* **STATED TASK**:
Render each of the following lines as one string in a JSON list, omitting blank lines.

* **SOURCE DATA**:

+--

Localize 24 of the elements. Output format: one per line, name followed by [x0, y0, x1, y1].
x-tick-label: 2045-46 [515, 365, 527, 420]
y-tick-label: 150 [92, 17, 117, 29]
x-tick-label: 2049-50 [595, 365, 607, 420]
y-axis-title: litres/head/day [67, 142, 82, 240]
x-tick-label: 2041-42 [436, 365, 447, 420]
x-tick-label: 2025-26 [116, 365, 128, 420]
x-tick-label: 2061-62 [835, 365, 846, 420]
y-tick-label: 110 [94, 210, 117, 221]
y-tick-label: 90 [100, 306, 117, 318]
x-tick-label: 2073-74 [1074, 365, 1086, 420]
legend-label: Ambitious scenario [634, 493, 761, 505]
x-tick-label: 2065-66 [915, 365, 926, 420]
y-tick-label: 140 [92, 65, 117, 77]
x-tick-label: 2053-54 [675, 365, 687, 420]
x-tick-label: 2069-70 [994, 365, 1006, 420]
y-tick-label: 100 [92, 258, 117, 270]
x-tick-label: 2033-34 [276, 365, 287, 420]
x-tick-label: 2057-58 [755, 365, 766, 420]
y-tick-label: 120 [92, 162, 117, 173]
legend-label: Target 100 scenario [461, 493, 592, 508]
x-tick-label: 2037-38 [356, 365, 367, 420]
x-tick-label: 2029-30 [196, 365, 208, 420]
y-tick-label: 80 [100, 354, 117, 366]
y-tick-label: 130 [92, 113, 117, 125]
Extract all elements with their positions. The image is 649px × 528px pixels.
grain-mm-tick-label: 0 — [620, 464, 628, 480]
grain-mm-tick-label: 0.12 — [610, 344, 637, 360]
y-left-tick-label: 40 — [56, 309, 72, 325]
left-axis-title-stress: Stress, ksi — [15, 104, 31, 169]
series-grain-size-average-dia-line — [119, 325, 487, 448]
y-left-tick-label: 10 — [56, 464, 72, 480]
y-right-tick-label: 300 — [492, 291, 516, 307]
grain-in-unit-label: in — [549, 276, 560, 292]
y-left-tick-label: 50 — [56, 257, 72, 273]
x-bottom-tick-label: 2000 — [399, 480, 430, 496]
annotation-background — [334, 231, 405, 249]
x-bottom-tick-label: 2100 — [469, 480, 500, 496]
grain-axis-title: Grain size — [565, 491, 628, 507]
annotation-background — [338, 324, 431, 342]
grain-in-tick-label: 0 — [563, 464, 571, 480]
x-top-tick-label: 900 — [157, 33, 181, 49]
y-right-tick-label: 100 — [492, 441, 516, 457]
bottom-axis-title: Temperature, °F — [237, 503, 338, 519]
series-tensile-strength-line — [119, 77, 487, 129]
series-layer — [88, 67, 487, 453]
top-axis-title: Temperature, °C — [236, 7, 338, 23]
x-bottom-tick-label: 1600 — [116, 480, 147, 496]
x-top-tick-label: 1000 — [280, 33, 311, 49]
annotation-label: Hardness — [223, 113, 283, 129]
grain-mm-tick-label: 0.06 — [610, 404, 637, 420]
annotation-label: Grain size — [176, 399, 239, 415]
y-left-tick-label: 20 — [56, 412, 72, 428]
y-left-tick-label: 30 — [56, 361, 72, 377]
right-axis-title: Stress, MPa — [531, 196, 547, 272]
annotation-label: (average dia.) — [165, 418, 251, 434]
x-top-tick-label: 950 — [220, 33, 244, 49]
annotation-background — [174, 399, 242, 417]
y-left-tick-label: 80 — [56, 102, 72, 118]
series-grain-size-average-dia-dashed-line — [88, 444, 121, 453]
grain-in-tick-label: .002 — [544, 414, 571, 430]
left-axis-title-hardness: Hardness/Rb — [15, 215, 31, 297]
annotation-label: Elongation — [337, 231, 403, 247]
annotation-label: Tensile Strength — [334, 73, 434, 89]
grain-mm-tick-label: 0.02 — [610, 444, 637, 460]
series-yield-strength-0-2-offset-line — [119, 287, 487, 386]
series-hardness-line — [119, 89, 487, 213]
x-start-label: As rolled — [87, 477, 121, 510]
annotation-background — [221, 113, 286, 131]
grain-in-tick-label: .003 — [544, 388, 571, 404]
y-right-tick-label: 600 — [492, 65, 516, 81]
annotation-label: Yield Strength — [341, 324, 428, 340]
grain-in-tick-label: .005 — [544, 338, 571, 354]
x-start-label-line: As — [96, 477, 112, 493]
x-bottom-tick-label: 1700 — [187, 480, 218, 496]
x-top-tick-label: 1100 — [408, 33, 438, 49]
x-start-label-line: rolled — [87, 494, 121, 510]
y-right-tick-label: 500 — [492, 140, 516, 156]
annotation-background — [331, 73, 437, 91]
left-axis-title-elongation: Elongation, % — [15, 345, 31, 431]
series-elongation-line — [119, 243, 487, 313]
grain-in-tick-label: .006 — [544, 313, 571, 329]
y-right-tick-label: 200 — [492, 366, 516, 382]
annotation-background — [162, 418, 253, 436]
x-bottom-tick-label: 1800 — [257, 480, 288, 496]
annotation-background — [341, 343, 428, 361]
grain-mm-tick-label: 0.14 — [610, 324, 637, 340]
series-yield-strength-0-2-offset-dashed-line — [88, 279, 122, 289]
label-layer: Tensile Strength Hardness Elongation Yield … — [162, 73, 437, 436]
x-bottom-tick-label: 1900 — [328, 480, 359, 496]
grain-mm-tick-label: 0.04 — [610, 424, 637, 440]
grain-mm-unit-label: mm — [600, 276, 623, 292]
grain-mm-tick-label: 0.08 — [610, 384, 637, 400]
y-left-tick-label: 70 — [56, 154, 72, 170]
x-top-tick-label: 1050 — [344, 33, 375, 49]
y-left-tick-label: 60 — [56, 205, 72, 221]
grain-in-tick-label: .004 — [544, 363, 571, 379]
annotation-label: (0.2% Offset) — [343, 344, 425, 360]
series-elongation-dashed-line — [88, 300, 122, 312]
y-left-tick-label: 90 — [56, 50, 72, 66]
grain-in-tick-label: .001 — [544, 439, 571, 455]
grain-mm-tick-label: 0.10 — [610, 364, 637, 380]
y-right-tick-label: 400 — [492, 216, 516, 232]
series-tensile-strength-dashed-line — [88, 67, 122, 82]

+--

* **SOLVED PROBLEM**:
[
  "Localize 24 of the elements. Output format: one per line, name followed by [x0, y0, x1, y1].",
  "x-tick-label: 2045-46 [515, 365, 527, 420]",
  "y-tick-label: 150 [92, 17, 117, 29]",
  "x-tick-label: 2049-50 [595, 365, 607, 420]",
  "y-axis-title: litres/head/day [67, 142, 82, 240]",
  "x-tick-label: 2041-42 [436, 365, 447, 420]",
  "x-tick-label: 2025-26 [116, 365, 128, 420]",
  "x-tick-label: 2061-62 [835, 365, 846, 420]",
  "y-tick-label: 110 [94, 210, 117, 221]",
  "y-tick-label: 90 [100, 306, 117, 318]",
  "x-tick-label: 2073-74 [1074, 365, 1086, 420]",
  "legend-label: Ambitious scenario [634, 493, 761, 505]",
  "x-tick-label: 2065-66 [915, 365, 926, 420]",
  "y-tick-label: 140 [92, 65, 117, 77]",
  "x-tick-label: 2053-54 [675, 365, 687, 420]",
  "x-tick-label: 2069-70 [994, 365, 1006, 420]",
  "y-tick-label: 100 [92, 258, 117, 270]",
  "x-tick-label: 2033-34 [276, 365, 287, 420]",
  "x-tick-label: 2057-58 [755, 365, 766, 420]",
  "y-tick-label: 120 [92, 162, 117, 173]",
  "legend-label: Target 100 scenario [461, 493, 592, 508]",
  "x-tick-label: 2037-38 [356, 365, 367, 420]",
  "x-tick-label: 2029-30 [196, 365, 208, 420]",
  "y-tick-label: 80 [100, 354, 117, 366]",
  "y-tick-label: 130 [92, 113, 117, 125]",
  "Extract all elements with their positions. The image is 649px × 528px pixels.",
  "grain-mm-tick-label: 0 — [620, 464, 628, 480]",
  "grain-mm-tick-label: 0.12 — [610, 344, 637, 360]",
  "y-left-tick-label: 40 — [56, 309, 72, 325]",
  "left-axis-title-stress: Stress, ksi — [15, 104, 31, 169]",
  "series-grain-size-average-dia-line — [119, 325, 487, 448]",
  "y-left-tick-label: 10 — [56, 464, 72, 480]",
  "y-right-tick-label: 300 — [492, 291, 516, 307]",
  "grain-in-unit-label: in — [549, 276, 560, 292]",
  "y-left-tick-label: 50 — [56, 257, 72, 273]",
  "x-bottom-tick-label: 2000 — [399, 480, 430, 496]",
  "annotation-background — [334, 231, 405, 249]",
  "x-bottom-tick-label: 2100 — [469, 480, 500, 496]",
  "grain-axis-title: Grain size — [565, 491, 628, 507]",
  "annotation-background — [338, 324, 431, 342]",
  "grain-in-tick-label: 0 — [563, 464, 571, 480]",
  "x-top-tick-label: 900 — [157, 33, 181, 49]",
  "y-right-tick-label: 100 — [492, 441, 516, 457]",
  "bottom-axis-title: Temperature, °F — [237, 503, 338, 519]",
  "series-tensile-strength-line — [119, 77, 487, 129]",
  "series-layer — [88, 67, 487, 453]",
  "top-axis-title: Temperature, °C — [236, 7, 338, 23]",
  "x-bottom-tick-label: 1600 — [116, 480, 147, 496]",
  "x-top-tick-label: 1000 — [280, 33, 311, 49]",
  "annotation-label: Hardness — [223, 113, 283, 129]",
  "grain-mm-tick-label: 0.06 — [610, 404, 637, 420]",
  "annotation-label: Grain size — [176, 399, 239, 415]",
  "y-left-tick-label: 20 — [56, 412, 72, 428]",
  "y-left-tick-label: 30 — [56, 361, 72, 377]",
  "right-axis-title: Stress, MPa — [531, 196, 547, 272]",
  "annotation-label: (average dia.) — [165, 418, 251, 434]",
  "x-top-tick-label: 950 — [220, 33, 244, 49]",
  "annotation-background — [174, 399, 242, 417]",
  "y-left-tick-label: 80 — [56, 102, 72, 118]",
  "series-grain-size-average-dia-dashed-line — [88, 444, 121, 453]",
  "grain-in-tick-label: .002 — [544, 414, 571, 430]",
  "left-axis-title-hardness: Hardness/Rb — [15, 215, 31, 297]",
  "annotation-label: Elongation — [337, 231, 403, 247]",
  "annotation-label: Tensile Strength — [334, 73, 434, 89]",
  "grain-mm-tick-label: 0.02 — [610, 444, 637, 460]",
  "series-yield-strength-0-2-offset-line — [119, 287, 487, 386]",
  "series-hardness-line — [119, 89, 487, 213]",
  "x-start-label: As rolled — [87, 477, 121, 510]",
  "annotation-background — [221, 113, 286, 131]",
  "grain-in-tick-label: .003 — [544, 388, 571, 404]",
  "y-right-tick-label: 600 — [492, 65, 516, 81]",
  "annotation-label: Yield Strength — [341, 324, 428, 340]",
  "grain-in-tick-label: .005 — [544, 338, 571, 354]",
  "x-start-label-line: As — [96, 477, 112, 493]",
  "x-bottom-tick-label: 1700 — [187, 480, 218, 496]",
  "x-top-tick-label: 1100 — [408, 33, 438, 49]",
  "x-start-label-line: rolled — [87, 494, 121, 510]",
  "y-right-tick-label: 500 — [492, 140, 516, 156]",
  "annotation-background — [331, 73, 437, 91]",
  "left-axis-title-elongation: Elongation, % — [15, 345, 31, 431]",
  "series-elongation-line — [119, 243, 487, 313]",
  "grain-in-tick-label: .006 — [544, 313, 571, 329]",
  "y-right-tick-label: 200 — [492, 366, 516, 382]",
  "annotation-background — [162, 418, 253, 436]",
  "x-bottom-tick-label: 1800 — [257, 480, 288, 496]",
  "annotation-background — [341, 343, 428, 361]",
  "grain-mm-tick-label: 0.14 — [610, 324, 637, 340]",
  "series-yield-strength-0-2-offset-dashed-line — [88, 279, 122, 289]",
  "label-layer: Tensile Strength Hardness Elongation Yield … — [162, 73, 437, 436]",
  "x-bottom-tick-label: 1900 — [328, 480, 359, 496]",
  "grain-mm-tick-label: 0.04 — [610, 424, 637, 440]",
  "grain-mm-unit-label: mm — [600, 276, 623, 292]",
  "grain-mm-tick-label: 0.08 — [610, 384, 637, 400]",
  "y-left-tick-label: 70 — [56, 154, 72, 170]",
  "x-top-tick-label: 1050 — [344, 33, 375, 49]",
  "y-left-tick-label: 60 — [56, 205, 72, 221]",
  "grain-in-tick-label: .004 — [544, 363, 571, 379]",
  "annotation-label: (0.2% Offset) — [343, 344, 425, 360]",
  "series-elongation-dashed-line — [88, 300, 122, 312]",
  "y-left-tick-label: 90 — [56, 50, 72, 66]",
  "grain-in-tick-label: .001 — [544, 439, 571, 455]",
  "grain-mm-tick-label: 0.10 — [610, 364, 637, 380]",
  "y-right-tick-label: 400 — [492, 216, 516, 232]",
  "series-tensile-strength-dashed-line — [88, 67, 122, 82]"
]